# [Stated goal a]
Arrange the part of the records that opens with the line containing "cell-precio: 99,227 (253, 140, 519, 177)" and closes with the line containing "cell-precio: 96,917 (253, 104, 519, 141)" as a numbered list, leaving out any blank lines.

** begin Text to read **

Sunday Service
August 26: “If You Meet the Buddha…” - led by Rev. Jill Bowden
If you see the Buddha on the road, the old story says, kill it. Not a message those of us with Judeo-Christian roots are comfortable hearing if we equate the Buddha with a God-like holiness that is apart and above the corporeal life in which we live our lives. I do not presume to know what Siddhartha Gautauma was thinking when he sat under his Bodhi tree telling his disciples his vision of the holy, but I have been taught that it had nothing to do with transcendence, the separation of all that is holy from all that is immanent, all that is of this earth, and everything to do with one’s very personal advancement toward one’s own God-ness. In Prince Gautauma’s vision, all that is holy is contained within each individual, each creature, each mortal being on a path toward becoming a realized and enlightened life form in touch with all levels of existence, each one a potential Bodhisattva, a potential Buddha.
We Unitarian Universalists value the teachings of world religions, it is one of the stated sources of our living tradition, which would have us be “grateful for the religious pluralism which enriches and ennobles our faith and inspires us to expand our vision.” But some would say that we are engaging in syncretism, taking the parts that suit us, the parts that we like and leaving out the rest. When we incorporate liturgical elements, teachings and principles from other religions is it not a legitimate form of worship? Is it only taking what we call the 3F’s – food, festivals and fashion – without assuming the burdens, the trials and the history of the other faith? Is it respectful admiration or is it sacred envy? Do we pick and choose to make our religion which as Theodore Parker asks us to do goes everywhere, like sunshine? Is such a sunny perspective a true belief or do we need to hunker down within the traditions into which we were born? That is the advice the Dalai Lama often gives to persons who say they want to become his disciples. He advises them to find that which they seek inside the culture from which they come, and to find their path within that environment. One might hear that as rejection, but who would believe that from one who is a universal symbol of faithful living? Might we not hear a restatement of the Buddha’s message – kill the Buddha you meet on the road?
Many of us who self-identify as Unitarian Universalists come from other religious traditions, many of us were born into families that worshipped in churches, mosques or temples that hold to beliefs that are outside our personal sensibilities, and we chose to come out – or come in – to the practice of Unitarian Universalism. In a recent article on Buddhism and syncretism for the Long Island Council of Churches newsletter, Sheila Sussman defines those who choose their own religious belief systems as “self-identifiers;” disciplined adherents who are committed to their practice of Buddhist rituals and vows, over and against those whom she calls “sympathizers,” persons who accept only those practices consistent with their own self-image. Apply this to your own spiritual beliefs and practices – which are you? Do you embrace the practices, the purposes and the principles of Unitarian Universalism, or do you choose only those parts that are consistent with your beliefs about yourself? Where do you look for enlightenment, for solace and support for your spiritual fulfillment? Inside? Or outside? Remember the dancer from “A Chorus Line” who said, “I reach right down to the middle of myself…” to find the inspiration and the strength to achieve her goals? This is the location of the Buddha-self – right down in the middle of yourself, the inner knowledge that what is true for you, what is central to your being, what is deepest and best and undivided from all that you hold most dearly. In a recent sermon from this pulpit, Rev. Ed Bolella told the story of the Hassidic Rabbi who said that if a person was waiting for God to answer her prayers that he would, not tell that person to wait upon God, but act as if there was no God. Shocking idea to a person of theistic beliefs, but coming from a rabbi, one cannot believe that the rabbi meant to say that God was not present, or even that God is dead. The rabbi located the place of belief in one’s own actions in the actions of the believer – reach right down to the middle of yourself, and kill the Buddha you meet on the road.

** end Text to read **
** begin Data excerpts **

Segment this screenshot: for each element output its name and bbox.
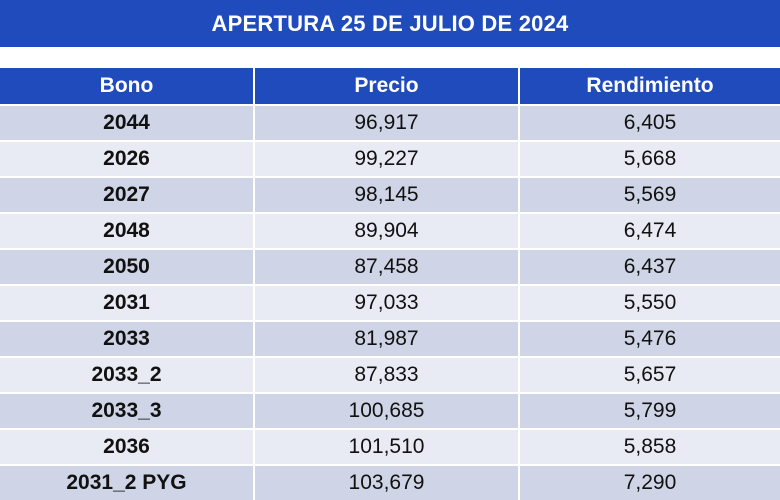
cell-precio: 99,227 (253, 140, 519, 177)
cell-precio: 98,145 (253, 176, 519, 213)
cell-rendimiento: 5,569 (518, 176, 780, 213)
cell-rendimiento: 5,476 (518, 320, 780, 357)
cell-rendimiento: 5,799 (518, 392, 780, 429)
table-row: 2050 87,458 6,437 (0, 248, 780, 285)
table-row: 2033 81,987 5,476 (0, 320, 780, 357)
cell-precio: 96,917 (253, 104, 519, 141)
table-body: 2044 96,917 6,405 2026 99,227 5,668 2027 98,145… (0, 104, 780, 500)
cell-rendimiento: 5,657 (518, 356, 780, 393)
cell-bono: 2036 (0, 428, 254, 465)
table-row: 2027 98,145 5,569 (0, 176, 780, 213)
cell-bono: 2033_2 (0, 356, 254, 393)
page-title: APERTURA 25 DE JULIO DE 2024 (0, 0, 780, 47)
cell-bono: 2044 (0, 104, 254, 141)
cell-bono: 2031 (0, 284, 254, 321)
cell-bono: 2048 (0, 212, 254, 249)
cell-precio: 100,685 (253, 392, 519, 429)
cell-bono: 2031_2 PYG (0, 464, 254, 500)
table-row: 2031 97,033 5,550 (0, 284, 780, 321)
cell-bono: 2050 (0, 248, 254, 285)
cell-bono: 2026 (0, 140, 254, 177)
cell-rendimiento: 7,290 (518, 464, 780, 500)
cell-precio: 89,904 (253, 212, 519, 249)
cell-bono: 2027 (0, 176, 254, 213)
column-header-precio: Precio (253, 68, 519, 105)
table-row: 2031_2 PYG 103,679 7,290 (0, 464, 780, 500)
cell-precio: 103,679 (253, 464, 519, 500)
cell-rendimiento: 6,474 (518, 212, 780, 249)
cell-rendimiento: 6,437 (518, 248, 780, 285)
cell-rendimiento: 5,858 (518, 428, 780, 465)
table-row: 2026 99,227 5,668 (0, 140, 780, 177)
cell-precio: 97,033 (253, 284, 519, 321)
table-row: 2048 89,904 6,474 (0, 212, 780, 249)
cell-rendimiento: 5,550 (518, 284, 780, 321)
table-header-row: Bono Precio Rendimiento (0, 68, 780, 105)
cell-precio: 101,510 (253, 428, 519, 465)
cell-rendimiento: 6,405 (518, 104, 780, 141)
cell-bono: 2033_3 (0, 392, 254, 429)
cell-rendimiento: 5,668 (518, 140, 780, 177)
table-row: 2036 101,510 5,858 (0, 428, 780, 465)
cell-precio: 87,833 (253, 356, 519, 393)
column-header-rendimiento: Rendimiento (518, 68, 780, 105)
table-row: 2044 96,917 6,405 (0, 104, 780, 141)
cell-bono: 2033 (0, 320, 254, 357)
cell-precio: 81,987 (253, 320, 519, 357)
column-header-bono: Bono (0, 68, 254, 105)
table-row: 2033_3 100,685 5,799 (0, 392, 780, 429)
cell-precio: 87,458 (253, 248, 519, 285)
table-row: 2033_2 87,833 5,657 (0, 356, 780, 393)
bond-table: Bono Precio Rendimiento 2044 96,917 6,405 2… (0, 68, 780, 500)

** end Data excerpts **

# [Stated goal b]
Pick up the sermon about killing the Buddha you meet on the road and continue it from its last sentence.

# [Task answer a]
1. cell-precio: 99,227 (253, 140, 519, 177)
2. cell-precio: 98,145 (253, 176, 519, 213)
3. cell-rendimiento: 5,569 (518, 176, 780, 213)
4. cell-rendimiento: 5,476 (518, 320, 780, 357)
5. cell-rendimiento: 5,799 (518, 392, 780, 429)
6. table-row: 2050 87,458 6,437 (0, 248, 780, 285)
7. table-row: 2033 81,987 5,476 (0, 320, 780, 357)
8. cell-precio: 96,917 (253, 104, 519, 141)

# [Task answer b]
When we meet the Buddha, what is it to each of us? Is the Buddhist teacher’s warning against false prophets? That seems unlikely coming from a practitioner of a faith that has no theistic enter. On another level, then, how might the use of practices from other religions seem like cultural misappropriation?
Many of us attach another descriptive word to UU when describing our personal spiritual practice – I call myself a Unitarian Universalist theistic pagan, for example. My individual practices are incorporated into the fabric of my daily life. They manifest my deepest beliefs in living in a way that is present to each moment, that is mindful of all beings and circumstances, that respects the earth and all things and beings that rise from it.
The call to worship that I hear inside myself means that the principles by which I choose to live are located in some part of me that I cannot identify – but the power definitely resides within my own being. There is a Japanese concept that locates sacred principles of faith either inside or outside the self. “Joriki” is the name for power manifested from within, “toriki” is the description for power that is located outside the self. Both are methods for describing accountability, responsibility and freedom that are in some way part of all religious practices. When I was unable to speak religious language I would dismiss such differences as ‘foreign’ and ‘not part of ‘us.’ Now I see that a Jewish principle called tikkun olam is no less a part of my own faith tradition than it is of Judaism. Tikkun olam means that we are called to repair the brokenness of our world. It is not a principle unique to Judaism, it just happens to be an excellent description of a principle that we Unitarian Universalists embrace as part of the social responsibility of our liberal religious faith. There is an even larger principle at work here, however: the motivation we gain from the practice of our faith may actually be more important than that which we have faith in. This is the hinge on which we may reveal our understanding of self-identification: it may not matter whether we locate our sacred principles inside ourselves, “joriki,” or outside, “toriki.” What matters is that we are called to repair the brokenness of our world – we are called to tikkun olam. The motivation may actually be more important than the faith – it matters more what you do with what you believe than that you believe it.
You might guess that significant amounts of time are spent in seminary training on exploring the location of one’s own beliefs, ideals, principles and faith. In early days I explained my own sunny and outward-looking faith as an unshakable belief in serendipity and synchronicity – that the right things would happen, that we are always in the right place, no matter how it looks or feels, and that things would come out right in the end. My teacher looked a little shocked, and asked, “but what about ambiguity and paradox?” and I felt my growing edges expand a bit – I could not ignore that what happened did not always feel right, that what was right for me might not be right for someone else, and that one person’s victory often times results in another person’s defeat. Life is like that – serendipity and synchronicity are only a part of life, ambiguity and paradox are there, too.
What, after all, can we do with grief and sadness – we cannot say that they are among the pleasant parts of life, they are located within us, but if we are to live through pain, then we must find a way of dealing with it, a way toward comfort and relief.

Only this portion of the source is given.